• _Stated problem A_
In the text on activities around Borgarnes, turn the paragraph that begins "Surrounding Borgarnes is the beautiful Borgarfjörður" into a short bulleted list that keeps its main facts.
• _Stated problem B_
Using the text on activities around Borgarnes, explain in one or two sentences why the Glanni Waterfall has a folklore feel.
• _Stated problem C_
Carry on the text about activities around Borgarnes from its last sentence, in the same style.

##### Selected excerpt #####

Activities and Experiences Around Borgarnes
If you take the scenic route between Reykjavík and Borgarnes, there are many pretty places to stop and admire Iceland’s dazzling wilderness around Hvalfjörður fjord. Waterfalls rush and bubble through rivers, and the viewpoints out over the fjord are a photographer’s dream. This is where you’ll find Iceland’s second-highest waterfall – Glymur tumbles for 198 metres through a dramatic crevasse in black rock and is a beautiful sight to behold.
Surrounding Borgarnes is the beautiful Borgarfjörður – a serene fjord steeped in myth and legend. The Borgarfjörður area is the setting for a significant number of Icelandic Sagas and there’s an undeniable folklore feel to the Glanni Waterfall on the Norðurá River said to be where elves and trolls gather. Nearby, the impressive Grábrók crater hints at the volcanic activity that formed this area over aeons. There are several waterfalls within striking distance of Borgarnes and perhaps the most distinctive is Hraunfossar where a series of waterfalls cascade over old lava tracks, orange as tiger stripes. Further up the valley, towards the Húsafell region, you’ll find the small settlement of Reykholt – birthplace of poets and creatives. You can experience some of Iceland’s geothermal pools at the nearby Krauma Spa, which is fed by Europe’s most powerful hot spring – Deildartunguhver. The Húsafell area is also home to Iceland’s longest glacier, the aptly named Langjökull, where you can embark on a glacier hike or descend Into the Glacier in a man-made ice cave.

##### Information given #####

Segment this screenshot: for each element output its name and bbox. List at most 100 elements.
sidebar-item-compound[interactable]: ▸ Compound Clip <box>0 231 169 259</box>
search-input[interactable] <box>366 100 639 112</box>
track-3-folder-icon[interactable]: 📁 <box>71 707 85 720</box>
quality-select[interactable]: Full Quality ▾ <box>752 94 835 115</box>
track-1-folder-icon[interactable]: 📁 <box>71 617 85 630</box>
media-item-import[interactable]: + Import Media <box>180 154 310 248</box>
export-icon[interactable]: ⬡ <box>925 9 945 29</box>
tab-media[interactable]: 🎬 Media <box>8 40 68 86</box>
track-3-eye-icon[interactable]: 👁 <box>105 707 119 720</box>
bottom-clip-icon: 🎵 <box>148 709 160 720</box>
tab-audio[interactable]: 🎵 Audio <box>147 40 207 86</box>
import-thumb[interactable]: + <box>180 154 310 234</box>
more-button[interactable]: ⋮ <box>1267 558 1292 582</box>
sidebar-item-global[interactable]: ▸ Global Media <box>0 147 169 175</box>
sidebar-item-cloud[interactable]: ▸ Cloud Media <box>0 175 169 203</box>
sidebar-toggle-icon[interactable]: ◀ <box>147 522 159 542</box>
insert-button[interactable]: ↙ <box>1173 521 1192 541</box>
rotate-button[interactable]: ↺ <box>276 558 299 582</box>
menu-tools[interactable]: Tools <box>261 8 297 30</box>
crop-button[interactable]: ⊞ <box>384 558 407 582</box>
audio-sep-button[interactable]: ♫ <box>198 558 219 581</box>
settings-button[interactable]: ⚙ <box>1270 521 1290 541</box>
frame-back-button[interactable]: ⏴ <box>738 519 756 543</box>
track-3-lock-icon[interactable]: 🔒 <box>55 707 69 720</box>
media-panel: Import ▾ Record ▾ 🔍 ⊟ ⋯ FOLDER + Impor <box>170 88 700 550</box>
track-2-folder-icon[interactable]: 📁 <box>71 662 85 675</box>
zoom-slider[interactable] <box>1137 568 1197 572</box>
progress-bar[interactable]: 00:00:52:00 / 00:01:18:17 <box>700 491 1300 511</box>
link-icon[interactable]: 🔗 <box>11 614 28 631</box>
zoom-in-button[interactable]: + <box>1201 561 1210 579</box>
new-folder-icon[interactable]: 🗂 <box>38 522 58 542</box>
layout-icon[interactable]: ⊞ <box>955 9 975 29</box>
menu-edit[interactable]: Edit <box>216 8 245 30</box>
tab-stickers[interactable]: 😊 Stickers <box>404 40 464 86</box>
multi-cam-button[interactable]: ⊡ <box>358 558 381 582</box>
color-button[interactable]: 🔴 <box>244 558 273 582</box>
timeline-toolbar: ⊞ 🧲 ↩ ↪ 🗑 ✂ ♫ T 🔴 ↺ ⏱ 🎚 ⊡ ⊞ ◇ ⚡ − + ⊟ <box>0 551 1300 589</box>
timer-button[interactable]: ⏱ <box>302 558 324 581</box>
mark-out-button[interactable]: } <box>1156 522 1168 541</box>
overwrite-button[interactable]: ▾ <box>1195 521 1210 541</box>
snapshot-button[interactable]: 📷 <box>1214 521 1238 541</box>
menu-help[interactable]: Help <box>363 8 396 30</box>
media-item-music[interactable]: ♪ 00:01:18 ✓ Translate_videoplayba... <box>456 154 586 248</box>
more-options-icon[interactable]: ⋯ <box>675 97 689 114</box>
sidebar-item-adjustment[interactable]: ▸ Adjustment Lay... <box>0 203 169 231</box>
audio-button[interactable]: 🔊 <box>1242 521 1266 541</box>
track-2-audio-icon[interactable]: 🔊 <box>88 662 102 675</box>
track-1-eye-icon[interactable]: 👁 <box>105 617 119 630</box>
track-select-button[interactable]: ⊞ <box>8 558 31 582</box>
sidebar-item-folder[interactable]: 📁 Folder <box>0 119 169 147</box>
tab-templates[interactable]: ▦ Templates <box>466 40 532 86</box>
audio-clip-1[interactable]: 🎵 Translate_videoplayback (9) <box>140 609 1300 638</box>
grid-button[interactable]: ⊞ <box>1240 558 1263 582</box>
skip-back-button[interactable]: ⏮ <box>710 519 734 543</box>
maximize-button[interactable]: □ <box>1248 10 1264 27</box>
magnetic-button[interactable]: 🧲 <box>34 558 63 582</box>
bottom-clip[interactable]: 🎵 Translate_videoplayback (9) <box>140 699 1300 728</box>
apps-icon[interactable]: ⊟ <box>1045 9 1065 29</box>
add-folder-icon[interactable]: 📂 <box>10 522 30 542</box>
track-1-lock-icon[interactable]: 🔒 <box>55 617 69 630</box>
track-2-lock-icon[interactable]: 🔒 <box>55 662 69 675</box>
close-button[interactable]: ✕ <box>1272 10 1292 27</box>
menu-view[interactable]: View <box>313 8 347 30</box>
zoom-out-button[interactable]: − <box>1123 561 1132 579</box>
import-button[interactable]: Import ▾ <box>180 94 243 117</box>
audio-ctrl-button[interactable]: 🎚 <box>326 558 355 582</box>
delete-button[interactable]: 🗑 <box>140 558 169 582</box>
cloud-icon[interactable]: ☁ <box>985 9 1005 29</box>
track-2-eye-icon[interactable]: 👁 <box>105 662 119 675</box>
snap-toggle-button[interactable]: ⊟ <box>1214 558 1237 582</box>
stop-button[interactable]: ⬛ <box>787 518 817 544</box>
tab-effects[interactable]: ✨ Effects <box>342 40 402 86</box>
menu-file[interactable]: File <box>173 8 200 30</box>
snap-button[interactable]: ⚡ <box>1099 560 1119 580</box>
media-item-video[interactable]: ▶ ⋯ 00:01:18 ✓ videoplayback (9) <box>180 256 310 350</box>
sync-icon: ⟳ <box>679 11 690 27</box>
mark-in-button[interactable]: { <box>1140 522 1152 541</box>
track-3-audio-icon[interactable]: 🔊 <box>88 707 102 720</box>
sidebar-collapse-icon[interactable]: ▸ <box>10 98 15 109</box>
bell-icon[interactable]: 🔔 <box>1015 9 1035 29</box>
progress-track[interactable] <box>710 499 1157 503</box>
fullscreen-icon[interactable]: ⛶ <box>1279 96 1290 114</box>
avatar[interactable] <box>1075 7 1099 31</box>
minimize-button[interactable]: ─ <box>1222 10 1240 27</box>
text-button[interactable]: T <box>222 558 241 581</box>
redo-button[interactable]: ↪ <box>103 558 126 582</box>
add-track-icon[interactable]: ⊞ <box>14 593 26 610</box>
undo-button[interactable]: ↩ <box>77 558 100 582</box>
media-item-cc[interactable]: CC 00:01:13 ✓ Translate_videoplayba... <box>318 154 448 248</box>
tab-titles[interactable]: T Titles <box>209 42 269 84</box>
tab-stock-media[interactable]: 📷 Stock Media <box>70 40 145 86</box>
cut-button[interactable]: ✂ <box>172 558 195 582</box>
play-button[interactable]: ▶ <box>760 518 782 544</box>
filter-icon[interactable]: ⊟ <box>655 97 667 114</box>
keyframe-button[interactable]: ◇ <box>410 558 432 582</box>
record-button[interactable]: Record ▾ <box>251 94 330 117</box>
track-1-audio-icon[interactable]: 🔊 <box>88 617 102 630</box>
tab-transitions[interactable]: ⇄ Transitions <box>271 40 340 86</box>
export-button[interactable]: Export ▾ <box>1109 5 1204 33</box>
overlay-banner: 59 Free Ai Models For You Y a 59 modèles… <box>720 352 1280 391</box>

#####
##### Information given #####

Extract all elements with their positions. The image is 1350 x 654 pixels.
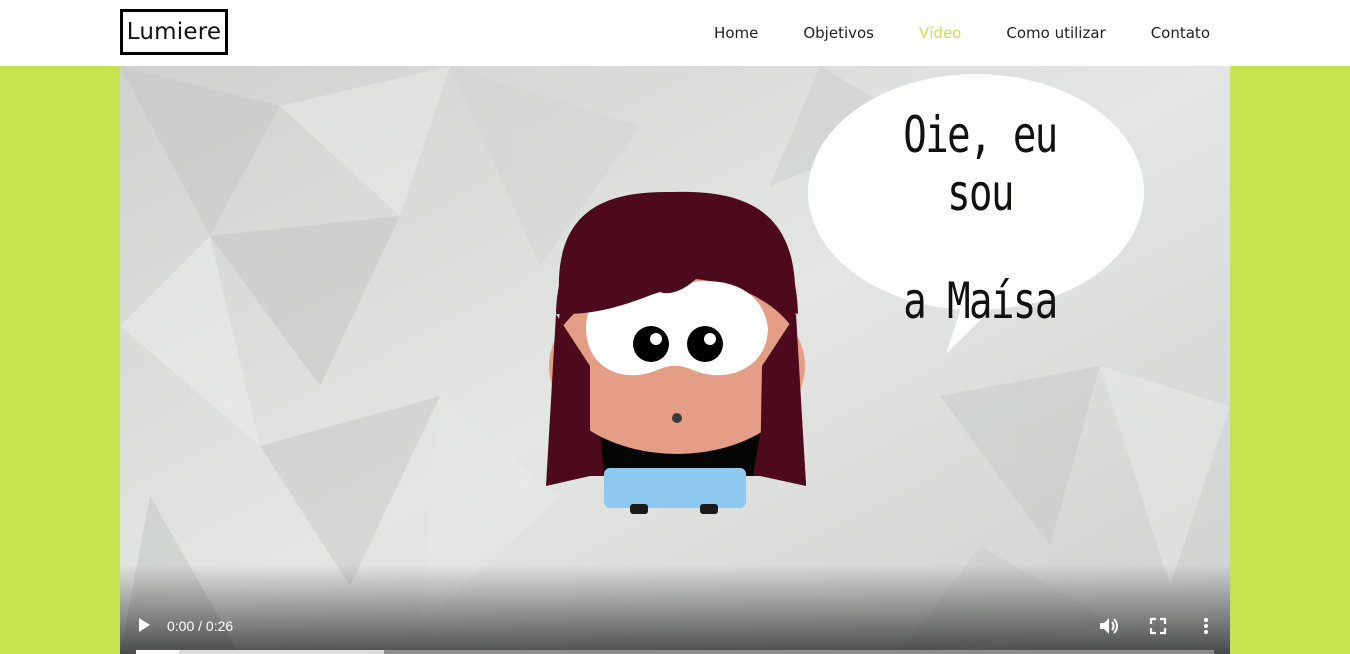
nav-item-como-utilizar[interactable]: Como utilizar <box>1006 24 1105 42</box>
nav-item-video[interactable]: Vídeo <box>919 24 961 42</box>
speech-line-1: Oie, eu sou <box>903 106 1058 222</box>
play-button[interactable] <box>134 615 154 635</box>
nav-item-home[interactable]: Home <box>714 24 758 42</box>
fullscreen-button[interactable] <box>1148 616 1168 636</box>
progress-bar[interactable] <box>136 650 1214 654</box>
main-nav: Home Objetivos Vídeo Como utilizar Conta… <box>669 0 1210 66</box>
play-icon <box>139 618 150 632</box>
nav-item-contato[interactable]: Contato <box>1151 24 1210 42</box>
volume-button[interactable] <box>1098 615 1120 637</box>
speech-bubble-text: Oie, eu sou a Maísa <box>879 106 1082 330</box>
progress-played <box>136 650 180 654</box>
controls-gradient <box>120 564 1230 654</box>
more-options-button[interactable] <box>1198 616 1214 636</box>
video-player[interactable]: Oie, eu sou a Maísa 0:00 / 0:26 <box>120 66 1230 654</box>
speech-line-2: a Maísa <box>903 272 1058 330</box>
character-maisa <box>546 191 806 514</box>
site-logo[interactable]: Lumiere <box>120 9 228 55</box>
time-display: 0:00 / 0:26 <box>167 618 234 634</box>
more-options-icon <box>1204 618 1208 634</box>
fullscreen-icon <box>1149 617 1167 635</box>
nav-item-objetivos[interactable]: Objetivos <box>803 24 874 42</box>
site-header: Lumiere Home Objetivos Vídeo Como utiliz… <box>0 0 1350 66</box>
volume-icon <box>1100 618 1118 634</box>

#####
##### Information given #####

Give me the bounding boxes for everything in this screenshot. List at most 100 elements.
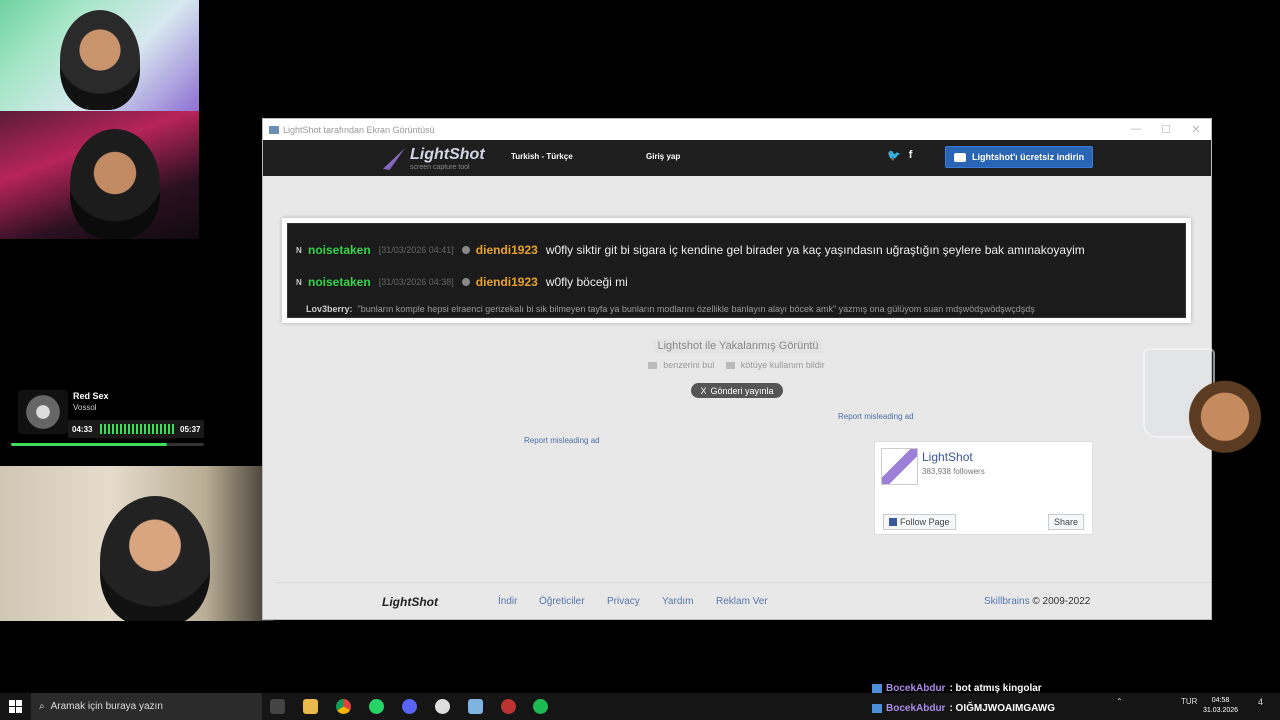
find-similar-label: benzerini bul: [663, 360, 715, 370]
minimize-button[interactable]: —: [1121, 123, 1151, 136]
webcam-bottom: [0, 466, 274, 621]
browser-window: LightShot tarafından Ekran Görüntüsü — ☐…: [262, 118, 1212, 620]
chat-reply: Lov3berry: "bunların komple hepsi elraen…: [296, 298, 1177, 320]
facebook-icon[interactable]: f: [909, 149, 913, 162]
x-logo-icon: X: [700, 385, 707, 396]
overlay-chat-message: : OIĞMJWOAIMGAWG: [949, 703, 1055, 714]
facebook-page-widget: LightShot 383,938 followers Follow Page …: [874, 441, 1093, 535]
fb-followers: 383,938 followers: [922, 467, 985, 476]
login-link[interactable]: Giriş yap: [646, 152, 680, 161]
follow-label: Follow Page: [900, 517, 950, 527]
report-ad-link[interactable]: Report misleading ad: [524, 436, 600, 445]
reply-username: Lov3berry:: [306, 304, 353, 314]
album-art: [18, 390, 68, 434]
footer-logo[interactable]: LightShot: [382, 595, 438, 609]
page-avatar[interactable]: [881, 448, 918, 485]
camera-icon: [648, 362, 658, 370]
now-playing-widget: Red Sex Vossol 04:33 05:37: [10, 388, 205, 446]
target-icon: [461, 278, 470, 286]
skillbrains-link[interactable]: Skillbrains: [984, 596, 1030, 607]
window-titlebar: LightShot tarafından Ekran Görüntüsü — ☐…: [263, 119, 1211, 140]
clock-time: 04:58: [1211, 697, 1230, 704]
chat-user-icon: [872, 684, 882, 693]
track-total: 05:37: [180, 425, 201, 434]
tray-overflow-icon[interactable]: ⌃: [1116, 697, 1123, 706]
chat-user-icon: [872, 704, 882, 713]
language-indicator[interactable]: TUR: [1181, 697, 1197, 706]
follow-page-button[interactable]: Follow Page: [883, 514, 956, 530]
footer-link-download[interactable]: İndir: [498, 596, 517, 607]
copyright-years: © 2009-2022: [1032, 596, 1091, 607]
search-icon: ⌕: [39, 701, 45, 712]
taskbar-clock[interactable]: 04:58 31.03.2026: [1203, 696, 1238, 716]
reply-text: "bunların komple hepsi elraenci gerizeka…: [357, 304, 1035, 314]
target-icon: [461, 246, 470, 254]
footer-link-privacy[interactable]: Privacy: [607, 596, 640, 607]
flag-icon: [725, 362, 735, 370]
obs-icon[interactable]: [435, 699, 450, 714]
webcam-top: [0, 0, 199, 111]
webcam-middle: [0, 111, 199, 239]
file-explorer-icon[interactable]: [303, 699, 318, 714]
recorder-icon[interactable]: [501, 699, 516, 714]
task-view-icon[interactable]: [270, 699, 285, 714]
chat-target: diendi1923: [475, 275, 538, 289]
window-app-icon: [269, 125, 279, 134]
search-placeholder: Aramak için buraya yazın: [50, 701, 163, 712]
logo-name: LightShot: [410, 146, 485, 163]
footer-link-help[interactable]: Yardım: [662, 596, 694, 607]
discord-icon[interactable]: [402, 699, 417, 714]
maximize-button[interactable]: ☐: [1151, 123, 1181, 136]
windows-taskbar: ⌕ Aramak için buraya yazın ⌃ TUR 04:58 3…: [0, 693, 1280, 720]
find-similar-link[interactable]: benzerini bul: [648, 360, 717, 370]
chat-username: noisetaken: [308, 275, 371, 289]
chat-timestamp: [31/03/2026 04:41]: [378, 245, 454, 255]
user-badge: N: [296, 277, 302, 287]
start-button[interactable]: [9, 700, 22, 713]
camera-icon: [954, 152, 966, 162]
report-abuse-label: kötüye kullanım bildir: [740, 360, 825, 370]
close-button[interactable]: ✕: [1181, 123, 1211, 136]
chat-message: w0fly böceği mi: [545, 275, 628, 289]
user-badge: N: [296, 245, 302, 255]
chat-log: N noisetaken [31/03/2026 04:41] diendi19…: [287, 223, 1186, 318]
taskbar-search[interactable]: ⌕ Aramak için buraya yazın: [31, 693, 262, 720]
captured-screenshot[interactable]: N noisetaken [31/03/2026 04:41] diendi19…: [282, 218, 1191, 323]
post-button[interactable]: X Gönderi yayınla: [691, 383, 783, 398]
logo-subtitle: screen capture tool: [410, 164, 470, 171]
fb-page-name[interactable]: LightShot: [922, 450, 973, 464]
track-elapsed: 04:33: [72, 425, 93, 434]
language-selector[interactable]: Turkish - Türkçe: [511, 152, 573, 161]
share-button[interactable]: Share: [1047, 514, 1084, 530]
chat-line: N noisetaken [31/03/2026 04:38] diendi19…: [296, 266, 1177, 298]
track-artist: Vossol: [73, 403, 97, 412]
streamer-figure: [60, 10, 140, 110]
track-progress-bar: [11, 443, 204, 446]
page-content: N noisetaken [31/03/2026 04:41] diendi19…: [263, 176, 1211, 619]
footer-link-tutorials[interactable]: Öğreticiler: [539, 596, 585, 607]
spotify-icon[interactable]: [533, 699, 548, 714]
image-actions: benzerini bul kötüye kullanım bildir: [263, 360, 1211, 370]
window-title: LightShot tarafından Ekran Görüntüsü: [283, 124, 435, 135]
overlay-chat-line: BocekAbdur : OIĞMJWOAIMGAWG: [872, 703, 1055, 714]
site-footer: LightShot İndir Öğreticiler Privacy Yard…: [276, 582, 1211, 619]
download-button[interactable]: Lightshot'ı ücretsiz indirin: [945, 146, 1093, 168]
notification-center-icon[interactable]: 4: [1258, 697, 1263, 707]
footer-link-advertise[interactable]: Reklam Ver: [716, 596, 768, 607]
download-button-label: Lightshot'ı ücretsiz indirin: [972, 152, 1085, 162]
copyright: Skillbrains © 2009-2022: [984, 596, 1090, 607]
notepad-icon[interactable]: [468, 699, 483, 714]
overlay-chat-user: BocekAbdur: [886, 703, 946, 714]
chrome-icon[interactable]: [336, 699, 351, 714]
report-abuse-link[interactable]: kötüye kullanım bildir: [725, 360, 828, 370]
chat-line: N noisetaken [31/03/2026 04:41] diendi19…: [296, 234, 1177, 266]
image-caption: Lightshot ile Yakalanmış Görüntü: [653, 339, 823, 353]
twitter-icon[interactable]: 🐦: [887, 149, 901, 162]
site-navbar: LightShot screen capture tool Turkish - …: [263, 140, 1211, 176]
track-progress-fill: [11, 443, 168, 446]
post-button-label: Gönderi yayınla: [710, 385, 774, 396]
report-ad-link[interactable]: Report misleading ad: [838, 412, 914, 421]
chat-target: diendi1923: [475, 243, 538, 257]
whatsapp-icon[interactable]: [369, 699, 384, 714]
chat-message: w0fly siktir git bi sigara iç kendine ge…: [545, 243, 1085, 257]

#####

• _Written answer A_
- Borgarfjörður, the fjord around Borgarnes, is steeped in myth and legend and is the setting for many Icelandic Sagas.
- Glanni Waterfall on the Norðurá River is said to be where elves and trolls gather.
- Grábrók crater shows the volcanic activity that formed the area.
- Hraunfossar is a series of waterfalls cascading over old lava, orange like tiger stripes.
- Reykholt, a small settlement toward Húsafell, is the birthplace of poets and creatives.
- Krauma Spa has geothermal pools fed by Deildartunguhver, Europe's most powerful hot spring.
- Langjökull, Iceland's longest glacier, is in the Húsafell area and offers glacier hikes and a man-made ice cave.

• _Written answer B_
The Glanni Waterfall on the Norðurá River is said to be a place where elves and trolls gather, which gives it an undeniable folklore feel.

• _Written answer C_
While the natural wonders of Húsafell are to the northeast of Borgarnes, to the northwest you’ve got another outdoor playground. The Snæfellsnes Peninsula is known as ‘Iceland in miniature’ for its varied and dramatic landscape. Here, cliffside walks reward with views of craggy sea bridges and nesting birds at Arnarstapi, and one of the most iconic images of Iceland is of the conical Kirkjufell mountain rising up over the ocean in mossy-green glory. Those who like a little adventure can try glacier hiking on Snæfellsjökull ice cap and, at the other end of the ice-and-fire spectrum, you can descend into an 8,000-year-old lava cave at Vatnshellir Cave.
All About Borgarnes
Borgarnes is known for its location on a slim peninsula, creeping into the Borgarfjörður fjord. It is surrounded by water so walks along the shoreline here are a popular way to pass the day, looking out to Iceland’s often snow-tipped mountains. It also acts as the gateway to the Snæfellsnes Peninsula where you’ll find waterfalls that tumble over ancient lava, glaciers fit for day hikes and a landscape often referred to as ‘Iceland in miniature’.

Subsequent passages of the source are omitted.